**Problem to work on**
From the entries that follow, gather each line holding the word "但维护成本较高".

**Input rows**
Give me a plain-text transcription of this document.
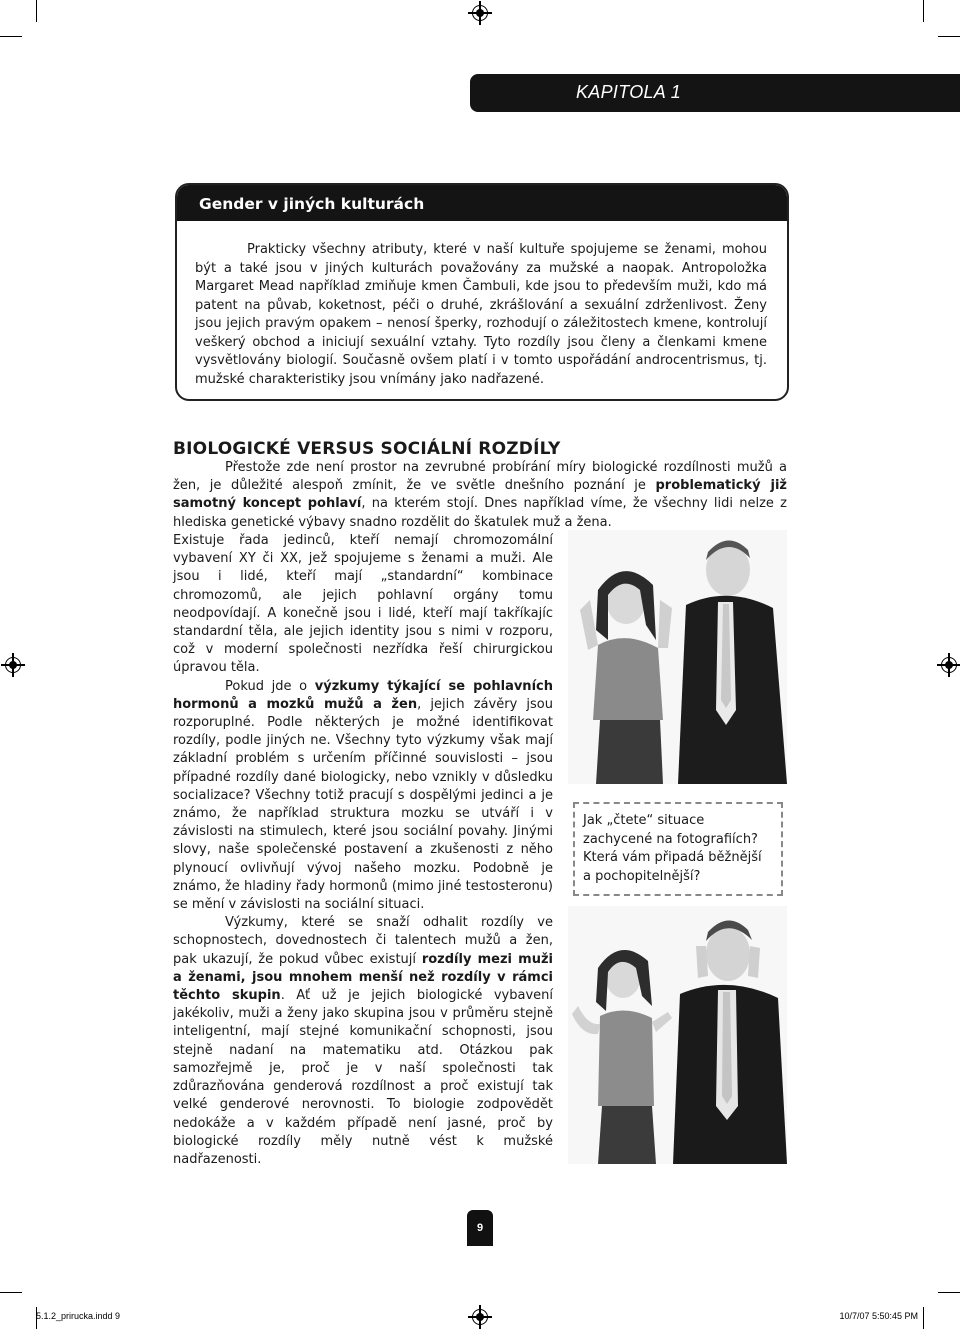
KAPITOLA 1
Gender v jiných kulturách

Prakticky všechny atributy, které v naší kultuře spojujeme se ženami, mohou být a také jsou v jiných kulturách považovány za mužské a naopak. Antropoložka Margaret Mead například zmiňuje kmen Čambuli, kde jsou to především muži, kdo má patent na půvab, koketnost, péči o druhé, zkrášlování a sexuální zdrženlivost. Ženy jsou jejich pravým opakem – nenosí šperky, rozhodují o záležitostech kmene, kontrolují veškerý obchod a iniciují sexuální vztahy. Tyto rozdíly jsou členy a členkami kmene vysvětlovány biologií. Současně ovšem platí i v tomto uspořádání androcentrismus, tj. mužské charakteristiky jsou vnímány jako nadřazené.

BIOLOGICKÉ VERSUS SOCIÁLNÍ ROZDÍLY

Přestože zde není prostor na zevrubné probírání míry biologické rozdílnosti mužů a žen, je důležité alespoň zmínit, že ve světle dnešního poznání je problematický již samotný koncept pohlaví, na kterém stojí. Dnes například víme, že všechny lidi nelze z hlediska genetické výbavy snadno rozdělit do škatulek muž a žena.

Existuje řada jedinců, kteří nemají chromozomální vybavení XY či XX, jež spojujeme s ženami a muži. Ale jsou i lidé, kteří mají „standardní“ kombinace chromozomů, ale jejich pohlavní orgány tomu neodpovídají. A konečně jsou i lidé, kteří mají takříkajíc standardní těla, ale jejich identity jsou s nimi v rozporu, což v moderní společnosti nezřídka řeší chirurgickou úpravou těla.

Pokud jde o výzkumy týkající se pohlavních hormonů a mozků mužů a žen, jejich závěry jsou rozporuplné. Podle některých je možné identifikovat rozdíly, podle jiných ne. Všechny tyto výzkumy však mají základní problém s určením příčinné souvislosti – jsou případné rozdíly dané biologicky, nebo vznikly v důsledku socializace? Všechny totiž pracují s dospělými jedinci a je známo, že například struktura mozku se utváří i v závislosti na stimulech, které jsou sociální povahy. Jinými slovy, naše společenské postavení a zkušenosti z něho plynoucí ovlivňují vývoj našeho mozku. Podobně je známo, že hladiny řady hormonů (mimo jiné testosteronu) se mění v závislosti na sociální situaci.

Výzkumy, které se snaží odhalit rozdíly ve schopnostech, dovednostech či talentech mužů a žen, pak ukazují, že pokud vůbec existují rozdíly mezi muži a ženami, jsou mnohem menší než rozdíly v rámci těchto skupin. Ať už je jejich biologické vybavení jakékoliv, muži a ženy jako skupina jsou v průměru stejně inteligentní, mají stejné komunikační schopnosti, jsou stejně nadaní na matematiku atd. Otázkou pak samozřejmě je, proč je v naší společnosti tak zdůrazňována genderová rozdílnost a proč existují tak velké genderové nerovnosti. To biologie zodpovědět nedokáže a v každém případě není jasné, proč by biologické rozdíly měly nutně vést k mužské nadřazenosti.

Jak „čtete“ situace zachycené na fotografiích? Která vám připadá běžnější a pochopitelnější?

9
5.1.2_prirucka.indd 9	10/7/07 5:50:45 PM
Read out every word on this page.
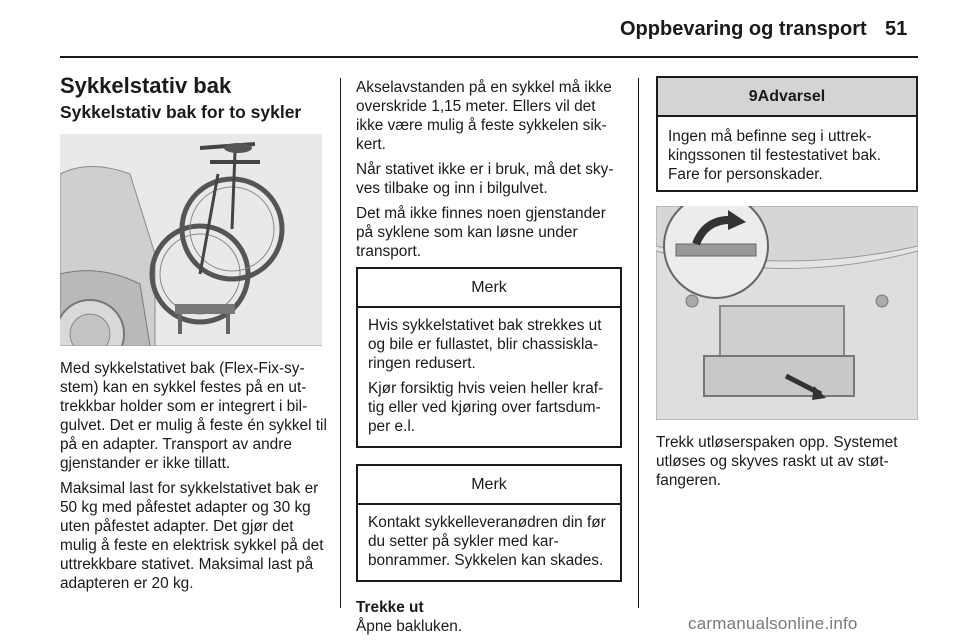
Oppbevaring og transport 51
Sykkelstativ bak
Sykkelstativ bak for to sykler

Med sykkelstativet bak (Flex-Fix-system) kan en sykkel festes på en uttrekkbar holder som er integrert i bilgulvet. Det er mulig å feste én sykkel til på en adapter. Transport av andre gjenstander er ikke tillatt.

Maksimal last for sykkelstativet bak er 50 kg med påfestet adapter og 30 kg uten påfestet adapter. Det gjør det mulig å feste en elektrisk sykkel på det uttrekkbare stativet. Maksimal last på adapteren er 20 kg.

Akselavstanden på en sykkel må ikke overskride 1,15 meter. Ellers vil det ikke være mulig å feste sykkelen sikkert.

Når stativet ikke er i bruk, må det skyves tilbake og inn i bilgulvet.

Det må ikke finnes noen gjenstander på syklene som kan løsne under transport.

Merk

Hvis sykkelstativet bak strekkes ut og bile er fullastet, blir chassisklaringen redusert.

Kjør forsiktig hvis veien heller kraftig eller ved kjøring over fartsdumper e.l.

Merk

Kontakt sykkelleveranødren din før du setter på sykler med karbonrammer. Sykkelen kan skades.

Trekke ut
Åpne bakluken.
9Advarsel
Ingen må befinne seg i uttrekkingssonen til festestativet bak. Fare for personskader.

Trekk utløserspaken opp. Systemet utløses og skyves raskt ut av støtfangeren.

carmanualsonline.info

---

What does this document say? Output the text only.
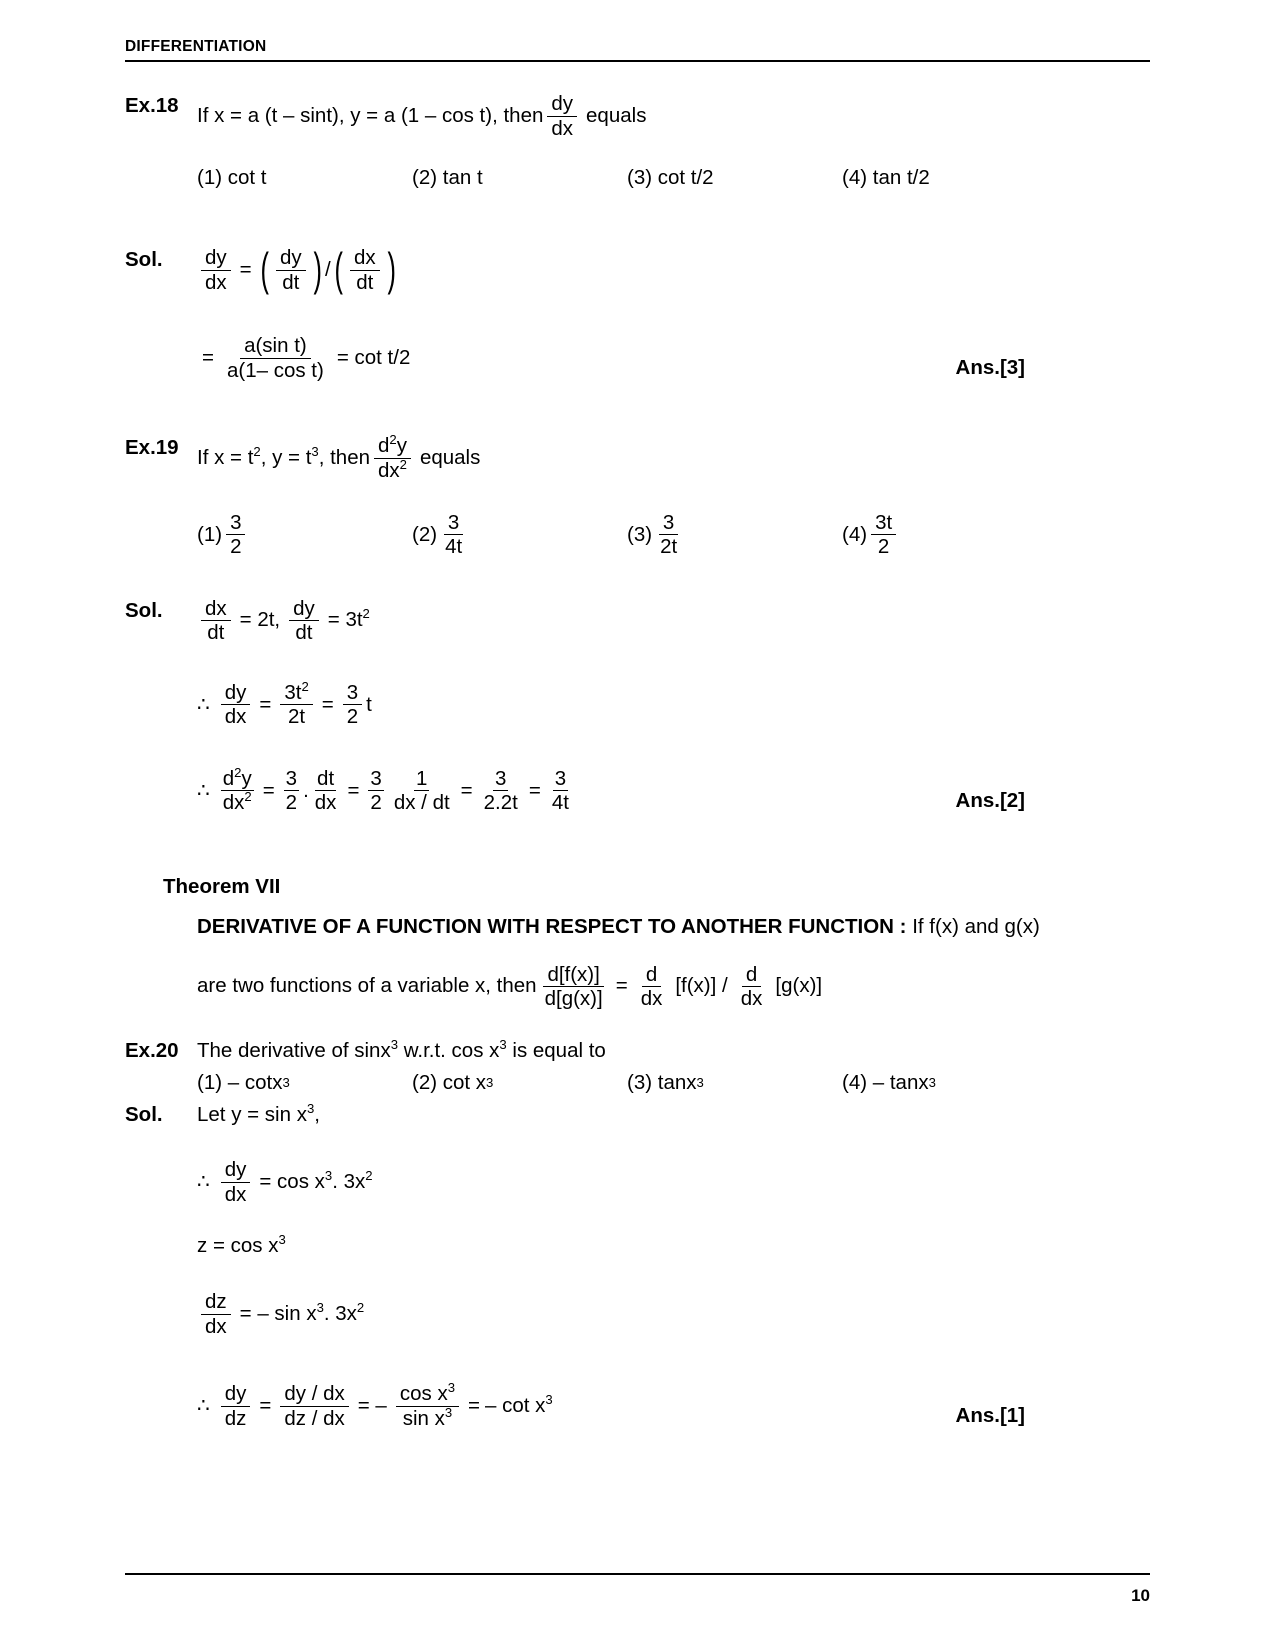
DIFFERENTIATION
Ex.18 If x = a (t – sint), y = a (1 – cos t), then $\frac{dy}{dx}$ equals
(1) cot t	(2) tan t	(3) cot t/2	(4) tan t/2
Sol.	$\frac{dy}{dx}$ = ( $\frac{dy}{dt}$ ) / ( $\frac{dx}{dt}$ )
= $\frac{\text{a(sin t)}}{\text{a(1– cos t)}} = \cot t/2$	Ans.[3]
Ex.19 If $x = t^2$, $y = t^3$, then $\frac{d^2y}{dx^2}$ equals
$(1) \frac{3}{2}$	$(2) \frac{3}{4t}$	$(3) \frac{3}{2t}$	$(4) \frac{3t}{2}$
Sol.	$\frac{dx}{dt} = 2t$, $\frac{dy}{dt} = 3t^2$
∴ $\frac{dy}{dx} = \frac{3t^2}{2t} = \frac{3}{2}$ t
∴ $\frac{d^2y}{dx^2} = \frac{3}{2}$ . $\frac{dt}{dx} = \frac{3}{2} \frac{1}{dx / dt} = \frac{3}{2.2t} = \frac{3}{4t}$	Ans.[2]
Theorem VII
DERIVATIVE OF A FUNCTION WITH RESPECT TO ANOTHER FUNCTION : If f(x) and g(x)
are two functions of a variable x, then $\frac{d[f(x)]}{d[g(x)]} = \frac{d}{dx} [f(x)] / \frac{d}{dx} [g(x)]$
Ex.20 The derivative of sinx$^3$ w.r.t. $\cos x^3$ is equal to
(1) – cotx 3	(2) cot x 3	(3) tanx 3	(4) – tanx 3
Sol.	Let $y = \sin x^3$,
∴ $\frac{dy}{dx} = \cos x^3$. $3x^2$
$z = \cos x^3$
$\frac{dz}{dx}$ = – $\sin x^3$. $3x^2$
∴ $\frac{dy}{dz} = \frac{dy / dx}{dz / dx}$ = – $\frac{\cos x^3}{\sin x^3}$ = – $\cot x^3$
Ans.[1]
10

---

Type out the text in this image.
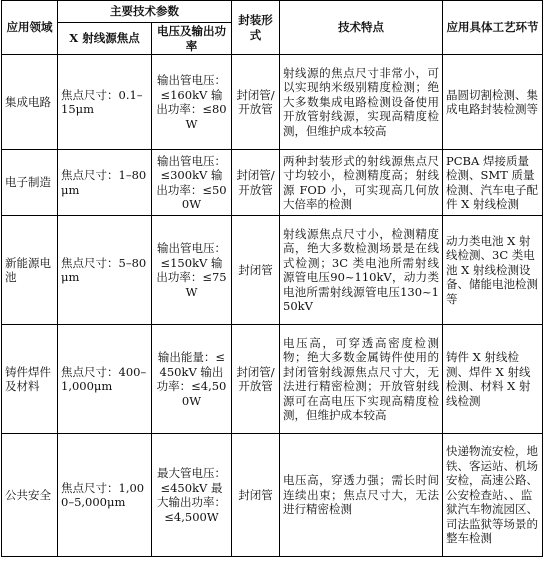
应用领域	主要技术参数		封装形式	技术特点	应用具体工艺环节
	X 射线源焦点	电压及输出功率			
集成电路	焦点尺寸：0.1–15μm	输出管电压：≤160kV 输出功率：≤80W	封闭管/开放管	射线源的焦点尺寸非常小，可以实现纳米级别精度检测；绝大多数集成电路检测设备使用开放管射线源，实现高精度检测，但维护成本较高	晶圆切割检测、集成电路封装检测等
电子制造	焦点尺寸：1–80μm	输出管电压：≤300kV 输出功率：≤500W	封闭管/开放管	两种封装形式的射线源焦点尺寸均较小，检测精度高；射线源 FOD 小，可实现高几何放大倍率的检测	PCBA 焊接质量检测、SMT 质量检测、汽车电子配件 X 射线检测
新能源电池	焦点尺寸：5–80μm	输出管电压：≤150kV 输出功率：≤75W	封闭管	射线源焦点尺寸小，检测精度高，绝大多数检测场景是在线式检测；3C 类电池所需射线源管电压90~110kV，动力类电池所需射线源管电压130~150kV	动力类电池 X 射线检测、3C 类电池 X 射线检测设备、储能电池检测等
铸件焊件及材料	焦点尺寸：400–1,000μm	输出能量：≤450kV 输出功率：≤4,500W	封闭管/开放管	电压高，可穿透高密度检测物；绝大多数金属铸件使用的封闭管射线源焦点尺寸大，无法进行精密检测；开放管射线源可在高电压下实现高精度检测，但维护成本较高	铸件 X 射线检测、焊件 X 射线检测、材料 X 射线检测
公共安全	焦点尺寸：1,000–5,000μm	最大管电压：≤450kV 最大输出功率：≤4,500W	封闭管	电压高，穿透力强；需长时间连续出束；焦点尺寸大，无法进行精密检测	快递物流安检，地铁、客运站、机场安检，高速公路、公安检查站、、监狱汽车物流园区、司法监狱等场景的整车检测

**Expected answer**
集成电路	焦点尺寸：0.1–15μm	输出管电压：≤160kV 输出功率：≤80W	封闭管/开放管	射线源的焦点尺寸非常小，可以实现纳米级别精度检测；绝大多数集成电路检测设备使用开放管射线源，实现高精度检测，但维护成本较高	晶圆切割检测、集成电路封装检测等
铸件焊件及材料	焦点尺寸：400–1,000μm	输出能量：≤450kV 输出功率：≤4,500W	封闭管/开放管	电压高，可穿透高密度检测物；绝大多数金属铸件使用的封闭管射线源焦点尺寸大，无法进行精密检测；开放管射线源可在高电压下实现高精度检测，但维护成本较高	铸件 X 射线检测、焊件 X 射线检测、材料 X 射线检测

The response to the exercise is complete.